## Start Data to use
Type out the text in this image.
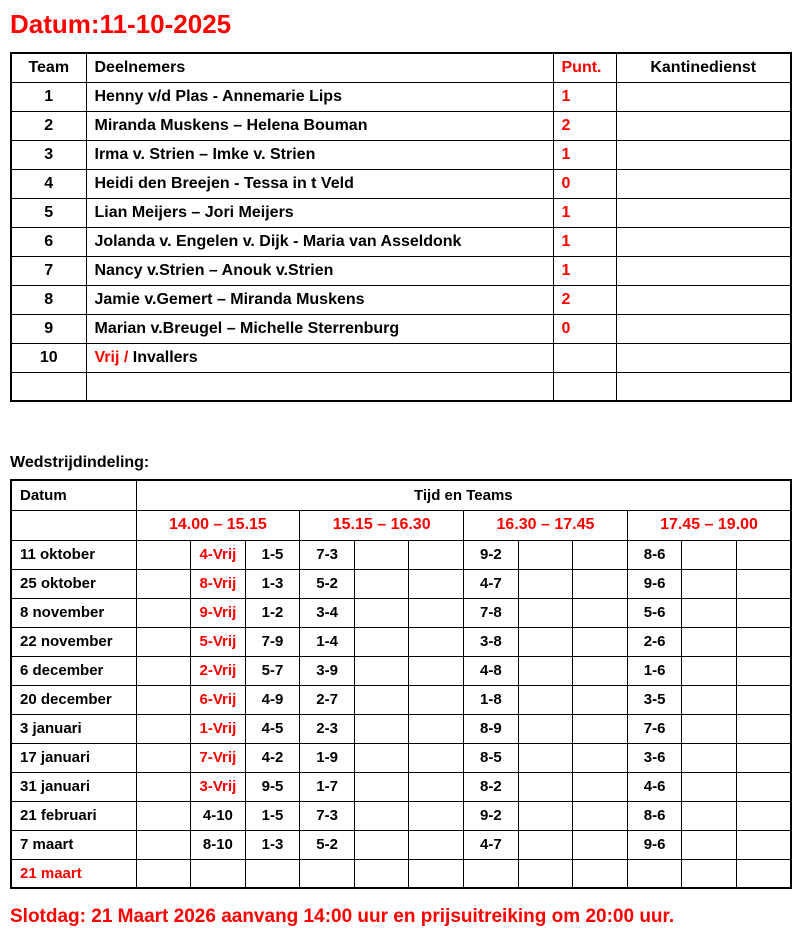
Datum:11-10-2025
Team	Deelnemers	Punt.	Kantinedienst
1	Henny v/d Plas - Annemarie Lips	1	
2	Miranda Muskens – Helena Bouman	2	
3	Irma v. Strien – Imke v. Strien	1	
4	Heidi den Breejen - Tessa in t Veld	0	
5	Lian Meijers – Jori Meijers	1	
6	Jolanda v. Engelen v. Dijk - Maria van Asseldonk	1	
7	Nancy v.Strien – Anouk v.Strien	1	
8	Jamie v.Gemert – Miranda Muskens	2	
9	Marian v.Breugel – Michelle Sterrenburg	0	
10	Vrij / Invallers		

Wedstrijdindeling:
Datum	Tijd en Teams											
	14.00 – 15.15			15.15 – 16.30			16.30 – 17.45			17.45 – 19.00		
11 oktober		4-Vrij	1-5	7-3			9-2			8-6		
25 oktober		8-Vrij	1-3	5-2			4-7			9-6		
8 november		9-Vrij	1-2	3-4			7-8			5-6		
22 november		5-Vrij	7-9	1-4			3-8			2-6		
6 december		2-Vrij	5-7	3-9			4-8			1-6		
20 december		6-Vrij	4-9	2-7			1-8			3-5		
3 januari		1-Vrij	4-5	2-3			8-9			7-6		
17 januari		7-Vrij	4-2	1-9			8-5			3-6		
31 januari		3-Vrij	9-5	1-7			8-2			4-6		
21 februari		4-10	1-5	7-3			9-2			8-6		
7 maart		8-10	1-3	5-2			4-7			9-6		
21 maart												
Slotdag: 21 Maart 2026 aanvang 14:00 uur en prijsuitreiking om 20:00 uur.
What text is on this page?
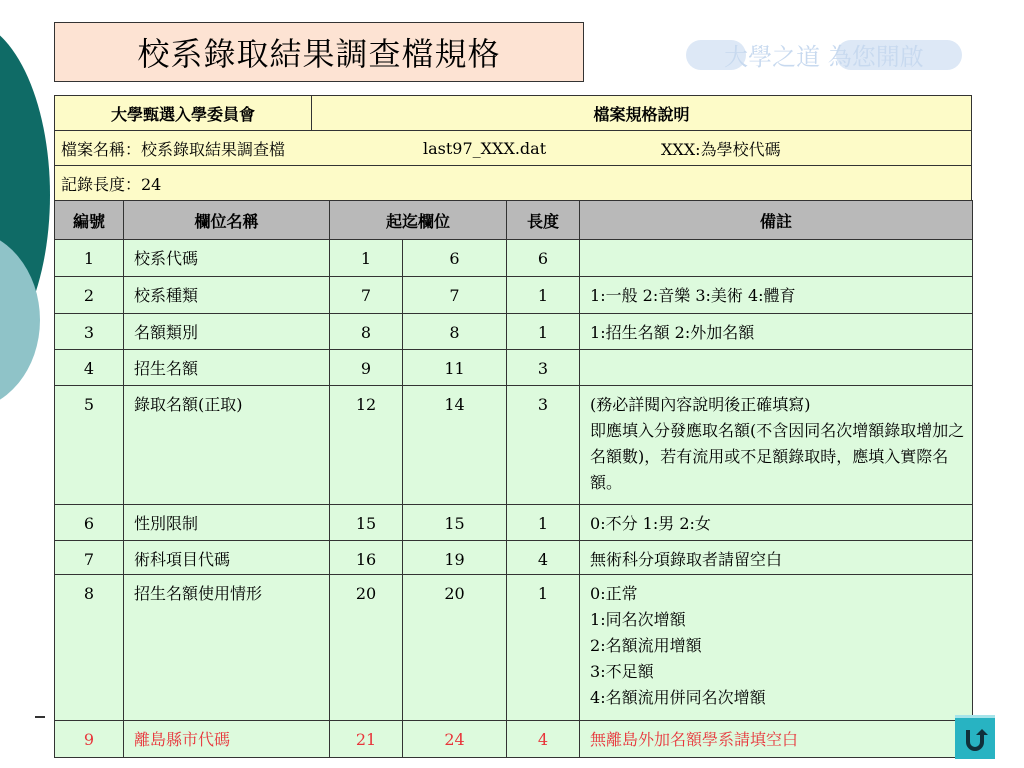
校系錄取結果調查檔規格	大學之道 為您開啟
大學甄選入學委員會	檔案規格說明
檔案名稱：校系錄取結果調查檔	last97_XXX.dat	XXX:為學校代碼
記錄長度：24
編號	欄位名稱	起迄欄位		長度	備註
1	校系代碼	1	6	6	
2	校系種類	7	7	1	1:一般 2:音樂 3:美術 4:體育
3	名額類別	8	8	1	1:招生名額 2:外加名額
4	招生名額	9	11	3	
5	錄取名額(正取)	12	14	3	(務必詳閱內容說明後正確填寫)
即應填入分發應取名額(不含因同名次增額錄取增加之名額數)，若有流用或不足額錄取時，應填入實際名額。
6	性別限制	15	15	1	0:不分 1:男 2:女
7	術科項目代碼	16	19	4	無術科分項錄取者請留空白
8	招生名額使用情形	20	20	1	0:正常
1:同名次增額
2:名額流用增額
3:不足額
4:名額流用併同名次增額
9	離島縣市代碼	21	24	4	無離島外加名額學系請填空白
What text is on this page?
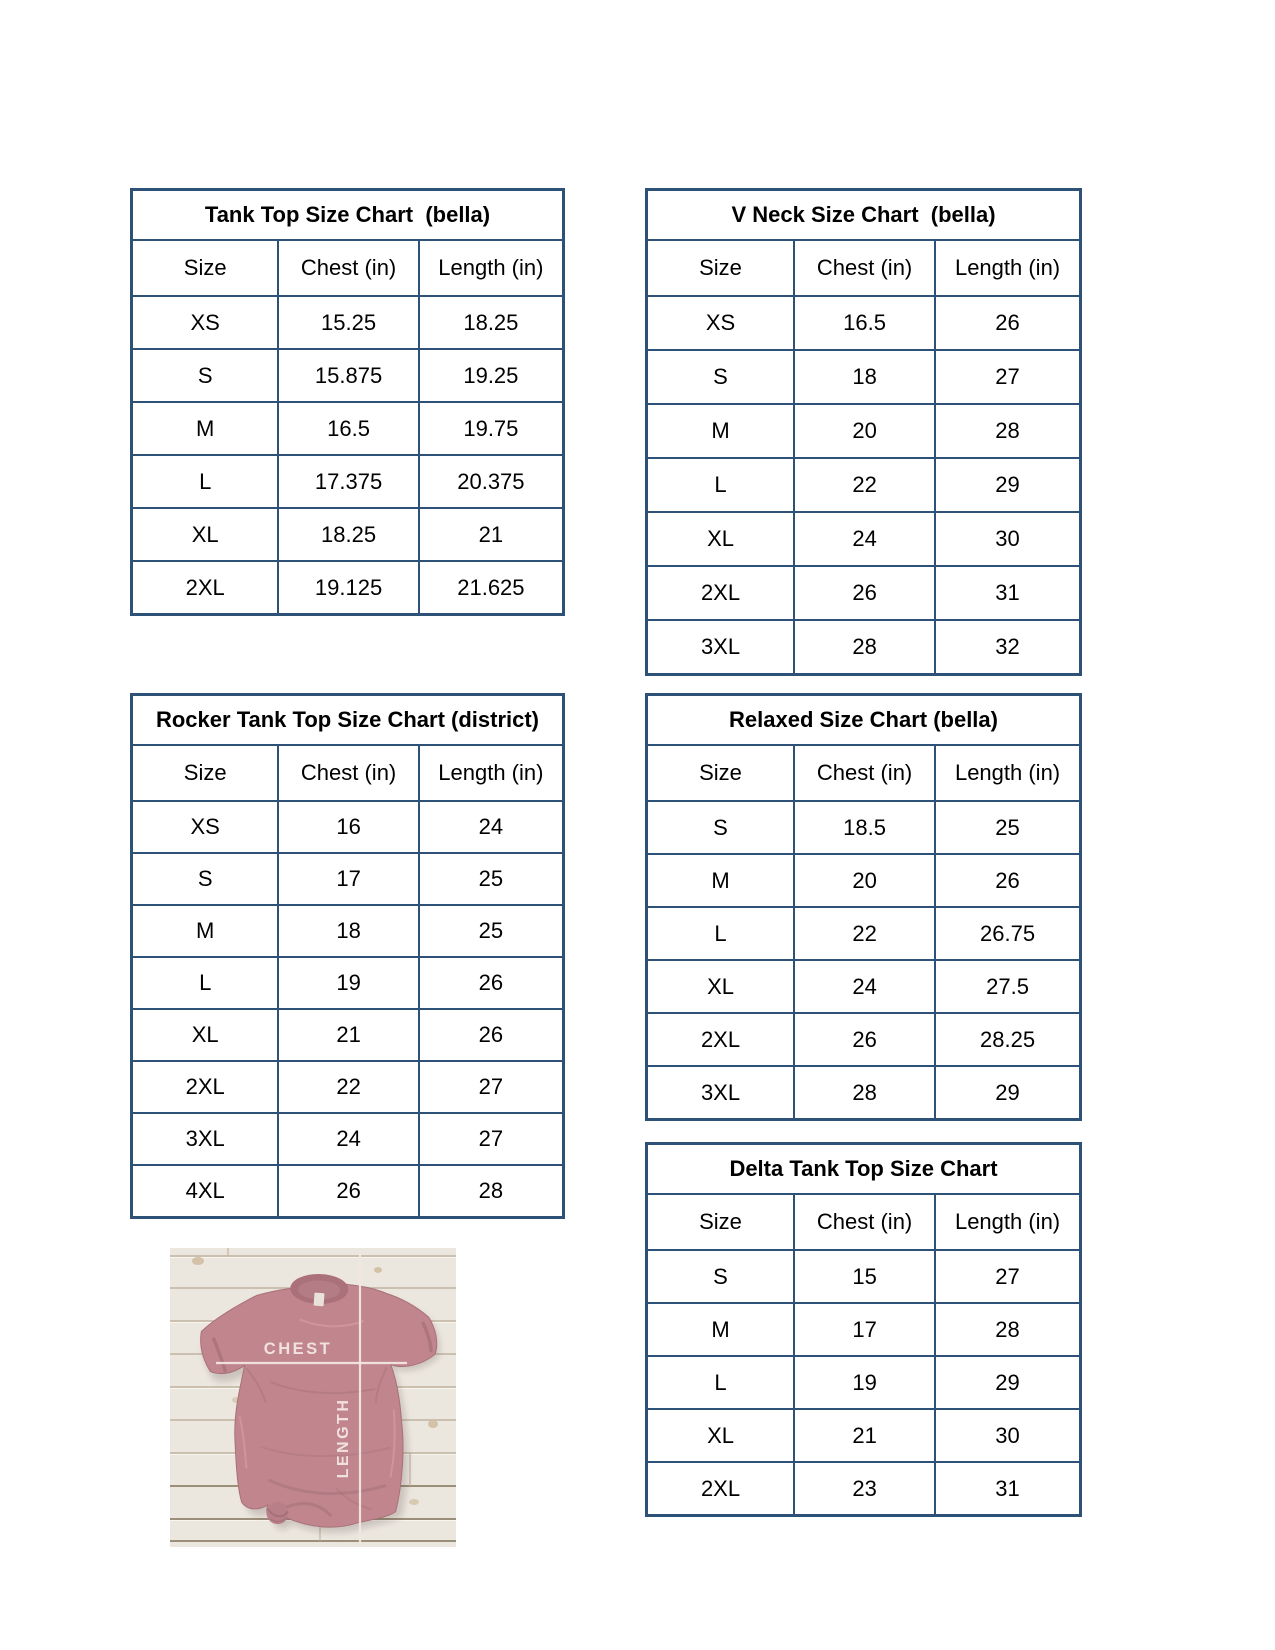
Tank Top Size Chart  (bella)		
Size	Chest (in)	Length (in)
XS	15.25	18.25
S	15.875	19.25
M	16.5	19.75
L	17.375	20.375
XL	18.25	21
2XL	19.125	21.625
V Neck Size Chart  (bella)		
Size	Chest (in)	Length (in)
XS	16.5	26
S	18	27
M	20	28
L	22	29
XL	24	30
2XL	26	31
3XL	28	32
Rocker Tank Top Size Chart (district)		
Size	Chest (in)	Length (in)
XS	16	24
S	17	25
M	18	25
L	19	26
XL	21	26
2XL	22	27
3XL	24	27
4XL	26	28
Relaxed Size Chart (bella)		
Size	Chest (in)	Length (in)
S	18.5	25
M	20	26
L	22	26.75
XL	24	27.5
2XL	26	28.25
3XL	28	29
Delta Tank Top Size Chart		
Size	Chest (in)	Length (in)
S	15	27
M	17	28
L	19	29
XL	21	30
2XL	23	31
CHEST
LENGTH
## End Data to use
● What you should do
Search the records for the word "Tank". Copy every line that has it.

● Task output
Tank Top Size Chart  (bella)		
Rocker Tank Top Size Chart (district)		
Delta Tank Top Size Chart		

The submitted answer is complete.